— START Data records —
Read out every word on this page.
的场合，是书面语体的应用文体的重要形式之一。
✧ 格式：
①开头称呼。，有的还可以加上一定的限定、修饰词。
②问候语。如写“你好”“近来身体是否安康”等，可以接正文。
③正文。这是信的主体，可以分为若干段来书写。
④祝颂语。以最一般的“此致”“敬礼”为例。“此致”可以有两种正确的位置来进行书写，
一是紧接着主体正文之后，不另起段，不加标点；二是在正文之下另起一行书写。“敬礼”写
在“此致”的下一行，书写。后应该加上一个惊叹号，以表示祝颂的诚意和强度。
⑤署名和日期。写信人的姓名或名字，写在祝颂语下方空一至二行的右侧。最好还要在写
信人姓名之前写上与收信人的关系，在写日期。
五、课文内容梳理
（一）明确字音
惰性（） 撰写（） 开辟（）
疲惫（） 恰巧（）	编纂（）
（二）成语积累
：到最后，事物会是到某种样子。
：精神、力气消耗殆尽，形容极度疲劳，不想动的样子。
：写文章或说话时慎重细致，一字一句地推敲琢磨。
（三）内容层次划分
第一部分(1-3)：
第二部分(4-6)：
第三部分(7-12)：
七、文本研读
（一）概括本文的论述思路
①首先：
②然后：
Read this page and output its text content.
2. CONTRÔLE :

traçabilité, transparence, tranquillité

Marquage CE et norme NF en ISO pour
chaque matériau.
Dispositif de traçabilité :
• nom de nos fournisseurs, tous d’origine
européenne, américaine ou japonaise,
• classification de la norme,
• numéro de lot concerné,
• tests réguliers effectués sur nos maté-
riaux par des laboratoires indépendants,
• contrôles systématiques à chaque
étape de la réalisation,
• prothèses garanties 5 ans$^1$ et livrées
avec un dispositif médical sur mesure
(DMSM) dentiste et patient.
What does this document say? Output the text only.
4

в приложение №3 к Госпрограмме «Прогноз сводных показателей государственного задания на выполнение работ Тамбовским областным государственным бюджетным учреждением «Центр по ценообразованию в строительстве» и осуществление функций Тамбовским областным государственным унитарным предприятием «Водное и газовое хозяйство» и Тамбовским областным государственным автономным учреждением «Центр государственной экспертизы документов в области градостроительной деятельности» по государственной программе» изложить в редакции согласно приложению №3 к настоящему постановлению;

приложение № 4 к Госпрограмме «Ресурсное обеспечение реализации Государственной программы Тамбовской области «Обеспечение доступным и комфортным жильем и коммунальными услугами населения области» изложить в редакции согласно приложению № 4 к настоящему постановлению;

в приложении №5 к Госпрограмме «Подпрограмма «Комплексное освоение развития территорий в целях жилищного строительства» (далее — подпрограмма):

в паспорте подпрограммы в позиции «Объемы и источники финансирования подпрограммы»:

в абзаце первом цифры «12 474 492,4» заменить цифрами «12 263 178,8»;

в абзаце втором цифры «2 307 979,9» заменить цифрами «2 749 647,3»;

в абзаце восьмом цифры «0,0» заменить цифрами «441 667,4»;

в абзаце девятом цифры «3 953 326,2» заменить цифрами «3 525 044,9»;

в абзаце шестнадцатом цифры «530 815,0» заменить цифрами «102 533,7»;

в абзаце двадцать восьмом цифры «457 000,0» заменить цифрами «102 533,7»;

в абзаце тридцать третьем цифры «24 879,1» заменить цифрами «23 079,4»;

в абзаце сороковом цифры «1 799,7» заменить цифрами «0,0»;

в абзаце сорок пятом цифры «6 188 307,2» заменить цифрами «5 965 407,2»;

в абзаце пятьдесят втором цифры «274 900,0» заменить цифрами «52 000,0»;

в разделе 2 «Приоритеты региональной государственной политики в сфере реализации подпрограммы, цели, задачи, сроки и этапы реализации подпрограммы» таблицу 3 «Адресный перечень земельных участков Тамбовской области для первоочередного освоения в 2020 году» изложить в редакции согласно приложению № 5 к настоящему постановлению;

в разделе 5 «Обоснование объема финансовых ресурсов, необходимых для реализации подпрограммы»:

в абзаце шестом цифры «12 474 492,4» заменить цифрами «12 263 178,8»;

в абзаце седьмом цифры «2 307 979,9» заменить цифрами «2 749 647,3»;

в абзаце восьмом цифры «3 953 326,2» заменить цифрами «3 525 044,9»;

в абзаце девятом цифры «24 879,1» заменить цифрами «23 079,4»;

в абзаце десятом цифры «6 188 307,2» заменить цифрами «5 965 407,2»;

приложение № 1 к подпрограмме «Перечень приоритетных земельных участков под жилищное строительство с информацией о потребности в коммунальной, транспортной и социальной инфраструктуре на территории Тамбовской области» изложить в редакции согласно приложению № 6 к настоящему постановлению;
— END Data records —
Written problem » Take the entries above and copy them out exactly.

Result for this task »
Read out every word on this page.
的场合，是书面语体的应用文体的重要形式之一。
✧ 格式：
①开头称呼。，有的还可以加上一定的限定、修饰词。
②问候语。如写“你好”“近来身体是否安康”等，可以接正文。
③正文。这是信的主体，可以分为若干段来书写。
④祝颂语。以最一般的“此致”“敬礼”为例。“此致”可以有两种正确的位置来进行书写，
一是紧接着主体正文之后，不另起段，不加标点；二是在正文之下另起一行书写。“敬礼”写
在“此致”的下一行，书写。后应该加上一个惊叹号，以表示祝颂的诚意和强度。
⑤署名和日期。写信人的姓名或名字，写在祝颂语下方空一至二行的右侧。最好还要在写
信人姓名之前写上与收信人的关系，在写日期。
五、课文内容梳理
（一）明确字音
惰性（） 撰写（） 开辟（）
疲惫（） 恰巧（）	编纂（）
（二）成语积累
：到最后，事物会是到某种样子。
：精神、力气消耗殆尽，形容极度疲劳，不想动的样子。
：写文章或说话时慎重细致，一字一句地推敲琢磨。
（三）内容层次划分
第一部分(1-3)：
第二部分(4-6)：
第三部分(7-12)：
七、文本研读
（一）概括本文的论述思路
①首先：
②然后：
Read this page and output its text content.
2. CONTRÔLE :

traçabilité, transparence, tranquillité

Marquage CE et norme NF en ISO pour
chaque matériau.
Dispositif de traçabilité :
• nom de nos fournisseurs, tous d’origine
européenne, américaine ou japonaise,
• classification de la norme,
• numéro de lot concerné,
• tests réguliers effectués sur nos maté-
riaux par des laboratoires indépendants,
• contrôles systématiques à chaque
étape de la réalisation,
• prothèses garanties 5 ans$^1$ et livrées
avec un dispositif médical sur mesure
(DMSM) dentiste et patient.
What does this document say? Output the text only.
4

в приложение №3 к Госпрограмме «Прогноз сводных показателей государственного задания на выполнение работ Тамбовским областным государственным бюджетным учреждением «Центр по ценообразованию в строительстве» и осуществление функций Тамбовским областным государственным унитарным предприятием «Водное и газовое хозяйство» и Тамбовским областным государственным автономным учреждением «Центр государственной экспертизы документов в области градостроительной деятельности» по государственной программе» изложить в редакции согласно приложению №3 к настоящему постановлению;

приложение № 4 к Госпрограмме «Ресурсное обеспечение реализации Государственной программы Тамбовской области «Обеспечение доступным и комфортным жильем и коммунальными услугами населения области» изложить в редакции согласно приложению № 4 к настоящему постановлению;

в приложении №5 к Госпрограмме «Подпрограмма «Комплексное освоение развития территорий в целях жилищного строительства» (далее — подпрограмма):

в паспорте подпрограммы в позиции «Объемы и источники финансирования подпрограммы»:

в абзаце первом цифры «12 474 492,4» заменить цифрами «12 263 178,8»;

в абзаце втором цифры «2 307 979,9» заменить цифрами «2 749 647,3»;

в абзаце восьмом цифры «0,0» заменить цифрами «441 667,4»;

в абзаце девятом цифры «3 953 326,2» заменить цифрами «3 525 044,9»;

в абзаце шестнадцатом цифры «530 815,0» заменить цифрами «102 533,7»;

в абзаце двадцать восьмом цифры «457 000,0» заменить цифрами «102 533,7»;

в абзаце тридцать третьем цифры «24 879,1» заменить цифрами «23 079,4»;

в абзаце сороковом цифры «1 799,7» заменить цифрами «0,0»;

в абзаце сорок пятом цифры «6 188 307,2» заменить цифрами «5 965 407,2»;

в абзаце пятьдесят втором цифры «274 900,0» заменить цифрами «52 000,0»;

в разделе 2 «Приоритеты региональной государственной политики в сфере реализации подпрограммы, цели, задачи, сроки и этапы реализации подпрограммы» таблицу 3 «Адресный перечень земельных участков Тамбовской области для первоочередного освоения в 2020 году» изложить в редакции согласно приложению № 5 к настоящему постановлению;

в разделе 5 «Обоснование объема финансовых ресурсов, необходимых для реализации подпрограммы»:

в абзаце шестом цифры «12 474 492,4» заменить цифрами «12 263 178,8»;

в абзаце седьмом цифры «2 307 979,9» заменить цифрами «2 749 647,3»;

в абзаце восьмом цифры «3 953 326,2» заменить цифрами «3 525 044,9»;

в абзаце девятом цифры «24 879,1» заменить цифрами «23 079,4»;

в абзаце десятом цифры «6 188 307,2» заменить цифрами «5 965 407,2»;

приложение № 1 к подпрограмме «Перечень приоритетных земельных участков под жилищное строительство с информацией о потребности в коммунальной, транспортной и социальной инфраструктуре на территории Тамбовской области» изложить в редакции согласно приложению № 6 к настоящему постановлению;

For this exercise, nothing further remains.